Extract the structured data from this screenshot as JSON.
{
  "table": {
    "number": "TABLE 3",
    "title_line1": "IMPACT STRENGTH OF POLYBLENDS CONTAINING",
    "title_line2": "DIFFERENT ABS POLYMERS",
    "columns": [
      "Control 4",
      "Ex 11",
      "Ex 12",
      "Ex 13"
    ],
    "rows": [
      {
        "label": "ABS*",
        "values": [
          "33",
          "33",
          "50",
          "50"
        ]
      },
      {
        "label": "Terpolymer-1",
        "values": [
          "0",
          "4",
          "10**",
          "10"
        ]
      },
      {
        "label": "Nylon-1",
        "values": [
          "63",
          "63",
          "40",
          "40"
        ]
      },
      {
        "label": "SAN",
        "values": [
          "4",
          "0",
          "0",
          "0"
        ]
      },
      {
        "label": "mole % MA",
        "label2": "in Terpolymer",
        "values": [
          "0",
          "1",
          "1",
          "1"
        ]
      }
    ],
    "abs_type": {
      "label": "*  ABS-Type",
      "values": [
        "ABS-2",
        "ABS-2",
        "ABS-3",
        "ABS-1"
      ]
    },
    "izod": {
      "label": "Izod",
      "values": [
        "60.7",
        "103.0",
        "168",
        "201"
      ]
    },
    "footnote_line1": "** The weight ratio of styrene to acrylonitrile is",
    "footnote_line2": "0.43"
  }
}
+++++
Using the entries above, state how many lines include the word "Terpolymer", with no other words.

**OUTPUT BELOW**
2